[start of Available data]

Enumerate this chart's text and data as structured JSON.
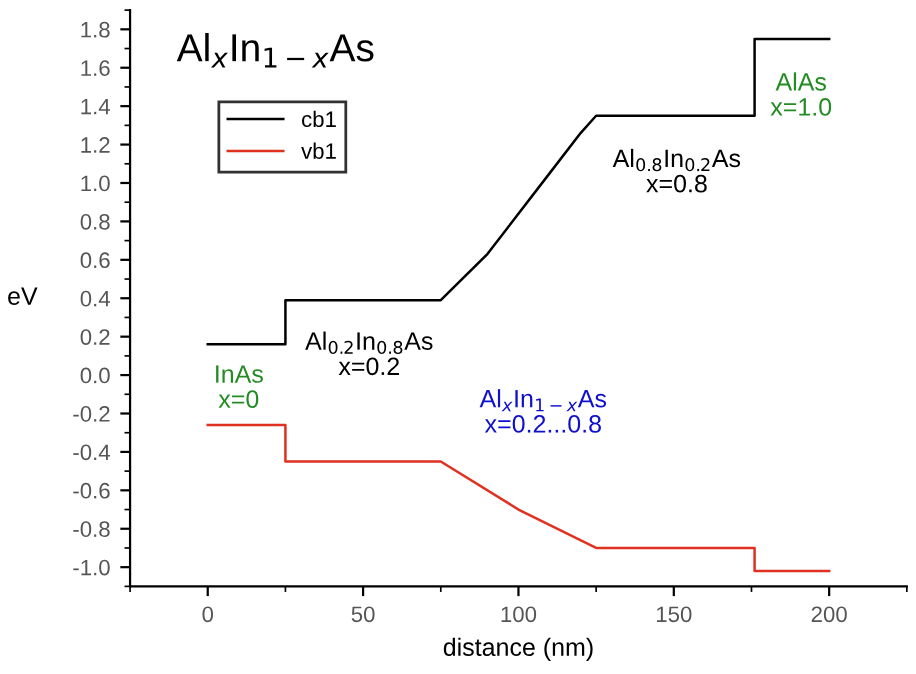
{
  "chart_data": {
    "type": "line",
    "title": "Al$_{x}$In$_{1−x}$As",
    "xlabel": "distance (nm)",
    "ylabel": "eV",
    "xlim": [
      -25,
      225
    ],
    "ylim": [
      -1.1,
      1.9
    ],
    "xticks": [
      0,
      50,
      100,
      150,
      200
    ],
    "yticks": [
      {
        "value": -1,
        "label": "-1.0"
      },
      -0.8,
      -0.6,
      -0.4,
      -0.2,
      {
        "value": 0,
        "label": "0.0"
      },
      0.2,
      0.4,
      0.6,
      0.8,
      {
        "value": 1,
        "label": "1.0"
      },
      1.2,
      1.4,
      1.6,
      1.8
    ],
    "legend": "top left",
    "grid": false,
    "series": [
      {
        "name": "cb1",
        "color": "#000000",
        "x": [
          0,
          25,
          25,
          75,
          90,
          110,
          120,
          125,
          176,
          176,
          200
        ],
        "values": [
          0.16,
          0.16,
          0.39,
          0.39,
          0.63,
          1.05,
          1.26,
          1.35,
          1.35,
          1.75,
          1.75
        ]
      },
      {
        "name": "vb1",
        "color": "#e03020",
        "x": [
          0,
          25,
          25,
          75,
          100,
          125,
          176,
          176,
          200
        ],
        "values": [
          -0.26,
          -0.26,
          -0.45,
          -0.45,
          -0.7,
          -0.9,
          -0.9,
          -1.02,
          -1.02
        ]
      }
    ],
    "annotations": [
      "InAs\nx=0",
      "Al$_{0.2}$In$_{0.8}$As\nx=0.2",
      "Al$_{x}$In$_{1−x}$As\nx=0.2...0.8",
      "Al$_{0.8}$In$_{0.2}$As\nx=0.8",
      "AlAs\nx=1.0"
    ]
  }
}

[end of Available data]
[start of Available data]

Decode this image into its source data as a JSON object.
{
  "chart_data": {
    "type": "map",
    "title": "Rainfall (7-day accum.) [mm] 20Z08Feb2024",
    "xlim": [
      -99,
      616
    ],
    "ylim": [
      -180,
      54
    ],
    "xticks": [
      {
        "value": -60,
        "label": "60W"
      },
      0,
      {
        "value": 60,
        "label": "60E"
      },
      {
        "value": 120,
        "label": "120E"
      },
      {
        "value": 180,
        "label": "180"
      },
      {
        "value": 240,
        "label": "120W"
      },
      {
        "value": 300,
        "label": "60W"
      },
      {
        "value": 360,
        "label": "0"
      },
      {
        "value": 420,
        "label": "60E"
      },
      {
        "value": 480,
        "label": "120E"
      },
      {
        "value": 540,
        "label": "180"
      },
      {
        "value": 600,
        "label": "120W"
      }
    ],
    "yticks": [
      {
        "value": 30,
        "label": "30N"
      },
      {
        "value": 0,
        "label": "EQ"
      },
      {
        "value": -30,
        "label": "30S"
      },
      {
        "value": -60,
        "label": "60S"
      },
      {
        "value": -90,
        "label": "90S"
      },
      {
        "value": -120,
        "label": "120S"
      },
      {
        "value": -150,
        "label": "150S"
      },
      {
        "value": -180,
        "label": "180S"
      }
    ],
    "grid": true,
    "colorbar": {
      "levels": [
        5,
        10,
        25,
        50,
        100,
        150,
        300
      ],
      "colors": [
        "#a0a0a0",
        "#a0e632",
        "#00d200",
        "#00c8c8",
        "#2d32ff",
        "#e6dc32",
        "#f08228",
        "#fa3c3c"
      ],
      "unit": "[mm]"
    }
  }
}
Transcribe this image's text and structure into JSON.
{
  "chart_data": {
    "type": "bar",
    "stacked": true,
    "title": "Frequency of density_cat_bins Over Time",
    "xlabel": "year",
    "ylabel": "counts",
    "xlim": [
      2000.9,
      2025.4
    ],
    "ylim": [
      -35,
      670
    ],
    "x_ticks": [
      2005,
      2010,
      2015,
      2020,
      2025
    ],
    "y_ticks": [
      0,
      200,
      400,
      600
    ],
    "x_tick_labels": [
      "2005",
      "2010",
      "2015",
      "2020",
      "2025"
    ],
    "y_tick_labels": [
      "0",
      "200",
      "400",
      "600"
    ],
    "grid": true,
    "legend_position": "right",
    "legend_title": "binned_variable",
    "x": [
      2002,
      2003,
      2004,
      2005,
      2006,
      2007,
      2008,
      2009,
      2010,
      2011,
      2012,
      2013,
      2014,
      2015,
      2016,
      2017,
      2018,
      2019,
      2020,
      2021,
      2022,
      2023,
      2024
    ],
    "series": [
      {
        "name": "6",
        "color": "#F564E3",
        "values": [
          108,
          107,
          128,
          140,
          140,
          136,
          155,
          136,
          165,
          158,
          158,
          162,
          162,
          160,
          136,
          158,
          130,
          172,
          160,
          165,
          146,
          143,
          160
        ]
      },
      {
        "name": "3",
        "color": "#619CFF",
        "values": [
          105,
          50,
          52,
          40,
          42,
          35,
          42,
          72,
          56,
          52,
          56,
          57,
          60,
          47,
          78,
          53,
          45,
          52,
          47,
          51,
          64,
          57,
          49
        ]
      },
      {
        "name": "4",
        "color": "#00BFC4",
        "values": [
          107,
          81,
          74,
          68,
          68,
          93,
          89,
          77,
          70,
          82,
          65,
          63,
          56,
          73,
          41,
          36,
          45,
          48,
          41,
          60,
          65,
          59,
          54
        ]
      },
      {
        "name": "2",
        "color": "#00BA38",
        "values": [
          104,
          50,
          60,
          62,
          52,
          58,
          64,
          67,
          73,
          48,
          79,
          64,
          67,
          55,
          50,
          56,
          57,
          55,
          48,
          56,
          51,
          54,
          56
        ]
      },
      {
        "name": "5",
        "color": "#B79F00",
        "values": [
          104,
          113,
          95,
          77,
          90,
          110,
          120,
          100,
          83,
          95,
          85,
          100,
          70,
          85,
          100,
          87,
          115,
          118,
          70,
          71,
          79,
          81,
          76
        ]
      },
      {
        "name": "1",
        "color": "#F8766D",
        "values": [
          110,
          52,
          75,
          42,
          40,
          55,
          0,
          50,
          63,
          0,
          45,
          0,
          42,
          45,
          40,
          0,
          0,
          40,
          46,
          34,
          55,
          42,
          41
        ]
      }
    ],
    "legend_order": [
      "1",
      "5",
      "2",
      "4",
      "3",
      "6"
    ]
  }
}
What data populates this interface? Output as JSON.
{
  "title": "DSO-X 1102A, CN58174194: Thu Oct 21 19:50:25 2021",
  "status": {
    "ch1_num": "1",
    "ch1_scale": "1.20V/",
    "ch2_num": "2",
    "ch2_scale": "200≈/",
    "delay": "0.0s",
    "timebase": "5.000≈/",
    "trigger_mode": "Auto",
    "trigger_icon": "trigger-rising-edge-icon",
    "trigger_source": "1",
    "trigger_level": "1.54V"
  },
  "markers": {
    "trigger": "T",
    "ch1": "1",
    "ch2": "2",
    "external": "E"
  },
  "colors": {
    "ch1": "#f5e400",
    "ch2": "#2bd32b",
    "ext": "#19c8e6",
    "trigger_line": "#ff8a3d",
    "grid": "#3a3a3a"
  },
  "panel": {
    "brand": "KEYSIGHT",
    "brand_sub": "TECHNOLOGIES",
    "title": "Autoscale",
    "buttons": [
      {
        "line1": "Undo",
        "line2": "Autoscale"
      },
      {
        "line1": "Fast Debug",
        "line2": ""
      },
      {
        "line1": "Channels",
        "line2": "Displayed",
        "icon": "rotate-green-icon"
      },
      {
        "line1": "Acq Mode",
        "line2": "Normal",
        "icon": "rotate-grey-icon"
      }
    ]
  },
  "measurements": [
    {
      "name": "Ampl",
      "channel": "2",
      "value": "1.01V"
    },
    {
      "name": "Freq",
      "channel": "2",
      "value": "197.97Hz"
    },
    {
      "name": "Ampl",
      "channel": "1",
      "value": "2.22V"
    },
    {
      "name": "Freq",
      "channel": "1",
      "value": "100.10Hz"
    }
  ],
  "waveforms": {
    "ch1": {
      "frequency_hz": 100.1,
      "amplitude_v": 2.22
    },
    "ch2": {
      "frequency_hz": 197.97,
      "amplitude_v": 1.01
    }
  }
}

[end of Available data]
[start of Available data]

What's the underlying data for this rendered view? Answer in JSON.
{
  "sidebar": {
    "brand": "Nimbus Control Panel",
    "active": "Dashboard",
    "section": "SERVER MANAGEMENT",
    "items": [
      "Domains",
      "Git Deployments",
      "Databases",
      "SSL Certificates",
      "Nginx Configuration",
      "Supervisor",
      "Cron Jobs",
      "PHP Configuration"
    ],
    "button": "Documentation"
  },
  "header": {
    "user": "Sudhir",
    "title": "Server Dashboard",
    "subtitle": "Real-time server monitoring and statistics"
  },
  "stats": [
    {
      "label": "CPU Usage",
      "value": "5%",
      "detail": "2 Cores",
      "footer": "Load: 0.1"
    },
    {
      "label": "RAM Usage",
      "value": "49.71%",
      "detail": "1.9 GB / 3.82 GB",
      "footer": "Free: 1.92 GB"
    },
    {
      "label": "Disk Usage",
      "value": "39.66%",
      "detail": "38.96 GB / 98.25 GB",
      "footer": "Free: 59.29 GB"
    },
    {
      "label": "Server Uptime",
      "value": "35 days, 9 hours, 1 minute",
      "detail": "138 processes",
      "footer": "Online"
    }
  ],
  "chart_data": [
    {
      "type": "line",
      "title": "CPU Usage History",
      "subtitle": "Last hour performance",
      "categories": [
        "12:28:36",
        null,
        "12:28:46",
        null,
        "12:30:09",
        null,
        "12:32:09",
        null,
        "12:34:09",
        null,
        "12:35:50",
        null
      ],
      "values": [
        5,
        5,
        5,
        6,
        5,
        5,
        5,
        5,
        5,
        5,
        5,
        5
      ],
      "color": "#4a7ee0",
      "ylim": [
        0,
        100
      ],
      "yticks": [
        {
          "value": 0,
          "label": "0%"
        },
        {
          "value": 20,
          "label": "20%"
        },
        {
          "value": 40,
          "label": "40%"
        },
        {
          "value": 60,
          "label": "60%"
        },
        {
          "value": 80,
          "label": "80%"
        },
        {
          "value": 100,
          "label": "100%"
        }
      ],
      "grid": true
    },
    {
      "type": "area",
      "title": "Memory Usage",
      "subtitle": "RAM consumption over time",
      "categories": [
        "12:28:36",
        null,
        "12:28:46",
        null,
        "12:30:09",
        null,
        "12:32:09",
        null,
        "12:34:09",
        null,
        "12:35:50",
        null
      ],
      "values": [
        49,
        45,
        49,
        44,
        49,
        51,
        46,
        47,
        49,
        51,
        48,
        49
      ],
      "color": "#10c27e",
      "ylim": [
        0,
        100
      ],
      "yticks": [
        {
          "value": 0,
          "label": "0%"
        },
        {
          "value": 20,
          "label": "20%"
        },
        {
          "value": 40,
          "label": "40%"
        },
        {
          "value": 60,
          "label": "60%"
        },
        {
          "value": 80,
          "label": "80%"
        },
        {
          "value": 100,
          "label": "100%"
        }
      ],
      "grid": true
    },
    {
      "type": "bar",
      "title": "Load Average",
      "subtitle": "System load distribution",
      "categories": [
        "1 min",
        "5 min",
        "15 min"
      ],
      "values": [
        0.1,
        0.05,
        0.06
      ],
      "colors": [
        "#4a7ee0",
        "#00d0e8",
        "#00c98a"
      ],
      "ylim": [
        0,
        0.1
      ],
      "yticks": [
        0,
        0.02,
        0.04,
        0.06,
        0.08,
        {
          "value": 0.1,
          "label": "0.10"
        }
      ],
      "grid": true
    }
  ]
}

[end of Available data]

• Your goal
Tell how many lines of the data above hold the string "text". Give only the number.

• Written answer
2